• _Suas instruções_:
Edite o editorial entre "Foram aprovados cortes" e "Público do Paraná.", inclusive, substituindo "terceirização" por "privatização".

Opinião

  • 05/09/2017
    Editorial do Jornal do Sismuc

    Os capachos do Greca

    É preciso reconhecer: não é fácil a tarefa de ser um capacho. No campo, a História brasileira registra a figura dos “capitães do mato”

    É preciso reconhecer: não é fácil a tarefa de ser um capacho. 

    No campo, a História brasileira registra a figura dos “capitães do mato”, que era a gente pobre que fazia o trabalho sujo do coronel, em troca de alguns benefícios.

    Em Curitiba, infelizmente, temos uma situação parecida. Os 28 vereadores da base do prefeito Greca têm sido testas de ferro de medidas impopulares do nosso alcaide fanfarrão.

    Capitaneados pelo líder do governo, Pier Petruziello (PTB) e pelo presidente da Câmara, Serginho do Posto (PSDB), “posto” onde ele deve abastecer o “tratoraço” de certo, os vereadores simplesmente aprovaram, em pouco mais de um semestre, várias medidas que escolhem os trabalhadores do município para pagar a conta do ajuste fiscal.

    Foram aprovados cortes na condição de vida dos servidores públicos; a terceirização na saúde e educação para preencher equipamentos públicos prontos e sem uso; apresentação de um projeto que criminaliza os professores e a liberdade de expressão em sala de aula – o “Escola Sem Partido”, apresentado por Thiago Ferro (PSDB), ao lado de Ezequias Barros (PRP) e Osias Moraes (PRB) - com aval do grupelho de segurança privada do Movimento Brasil Livre (MBL) e do “liberal” Eder Borges – quem detesta o Estado, mas ama um cargo comissionado. Aliás, vereadores esse acusados de corrupção pelo Ministério Público do Paraná.

    Os vereadores, com isso, ficam como pobres cãezinhos de guarda de Greca, enquanto o prefeito publica belas fotos, memórias e desfila o seu conhecimento de província no Facebook. São os vereadores que, eleitos pela sociedade nos bairros e entidades, devem prestar contas aos servidores públicos, que têm protestado em frente à Câmara Municipal – um espaço que cada vez mais avesso à participação popular e cada vez mais com a presença de policiais no entorno. Onde fica a tal casa do povo? A democracia? O respeito?

• _Dados de entrada_:
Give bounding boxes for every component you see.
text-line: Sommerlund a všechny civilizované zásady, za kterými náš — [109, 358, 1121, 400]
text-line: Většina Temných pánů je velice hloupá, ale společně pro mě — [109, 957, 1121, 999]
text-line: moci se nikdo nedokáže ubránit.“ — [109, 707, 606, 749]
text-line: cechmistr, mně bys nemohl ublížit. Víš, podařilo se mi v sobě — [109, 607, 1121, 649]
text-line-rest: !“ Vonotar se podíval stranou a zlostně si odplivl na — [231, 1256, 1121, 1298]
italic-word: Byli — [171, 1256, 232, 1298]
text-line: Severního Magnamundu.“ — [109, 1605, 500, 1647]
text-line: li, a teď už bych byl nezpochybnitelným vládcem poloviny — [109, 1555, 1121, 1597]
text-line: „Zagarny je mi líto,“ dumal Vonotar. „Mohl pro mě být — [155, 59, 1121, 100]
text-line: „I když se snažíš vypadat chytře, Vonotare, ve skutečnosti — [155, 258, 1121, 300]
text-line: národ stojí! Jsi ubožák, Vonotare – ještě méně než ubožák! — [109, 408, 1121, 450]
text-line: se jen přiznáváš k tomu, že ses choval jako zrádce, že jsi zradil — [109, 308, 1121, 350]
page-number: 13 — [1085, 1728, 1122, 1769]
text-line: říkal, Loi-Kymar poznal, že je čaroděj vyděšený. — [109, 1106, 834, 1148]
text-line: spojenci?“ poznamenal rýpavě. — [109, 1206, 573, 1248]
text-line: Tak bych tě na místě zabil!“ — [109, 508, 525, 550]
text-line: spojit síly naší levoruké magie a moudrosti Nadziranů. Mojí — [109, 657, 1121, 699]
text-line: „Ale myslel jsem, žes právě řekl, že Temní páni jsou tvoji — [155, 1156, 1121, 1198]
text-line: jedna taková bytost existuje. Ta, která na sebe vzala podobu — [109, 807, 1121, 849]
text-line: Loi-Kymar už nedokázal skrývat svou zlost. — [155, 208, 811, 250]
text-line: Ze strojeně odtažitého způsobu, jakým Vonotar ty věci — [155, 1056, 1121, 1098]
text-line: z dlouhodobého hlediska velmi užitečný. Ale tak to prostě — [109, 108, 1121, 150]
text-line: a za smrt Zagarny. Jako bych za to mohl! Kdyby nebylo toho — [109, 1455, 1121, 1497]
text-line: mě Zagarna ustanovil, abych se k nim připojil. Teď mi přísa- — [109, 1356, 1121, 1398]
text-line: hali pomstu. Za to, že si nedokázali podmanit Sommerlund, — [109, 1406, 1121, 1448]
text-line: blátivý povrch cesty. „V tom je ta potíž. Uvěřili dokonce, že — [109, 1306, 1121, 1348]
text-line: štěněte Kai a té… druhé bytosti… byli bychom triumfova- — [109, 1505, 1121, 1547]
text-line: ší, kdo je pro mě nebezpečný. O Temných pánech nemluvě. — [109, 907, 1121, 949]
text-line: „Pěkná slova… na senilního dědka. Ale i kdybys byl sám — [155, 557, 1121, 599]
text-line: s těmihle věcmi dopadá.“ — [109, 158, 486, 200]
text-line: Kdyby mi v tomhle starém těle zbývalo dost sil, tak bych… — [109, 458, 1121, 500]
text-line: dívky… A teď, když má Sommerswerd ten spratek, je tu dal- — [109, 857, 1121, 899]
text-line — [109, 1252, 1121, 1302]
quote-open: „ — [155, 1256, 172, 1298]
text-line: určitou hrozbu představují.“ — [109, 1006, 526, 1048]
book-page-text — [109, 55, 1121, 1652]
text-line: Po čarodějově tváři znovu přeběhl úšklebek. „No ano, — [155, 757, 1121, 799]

• _Exercício concluído_:
Foram aprovados cortes na condição de vida dos servidores públicos; a privatização na saúde e educação para preencher equipamentos públicos prontos e sem uso; apresentação de um projeto que criminaliza os professores e a liberdade de expressão em sala de aula – o “Escola Sem Partido”, apresentado por Thiago Ferro (PSDB), ao lado de Ezequias Barros (PRP) e Osias Moraes (PRB) - com aval do grupelho de segurança privada do Movimento Brasil Livre (MBL) e do “liberal” Eder Borges – quem detesta o Estado, mas ama um cargo comissionado. Aliás, vereadores esse acusados de corrupção pelo Ministério Público do Paraná.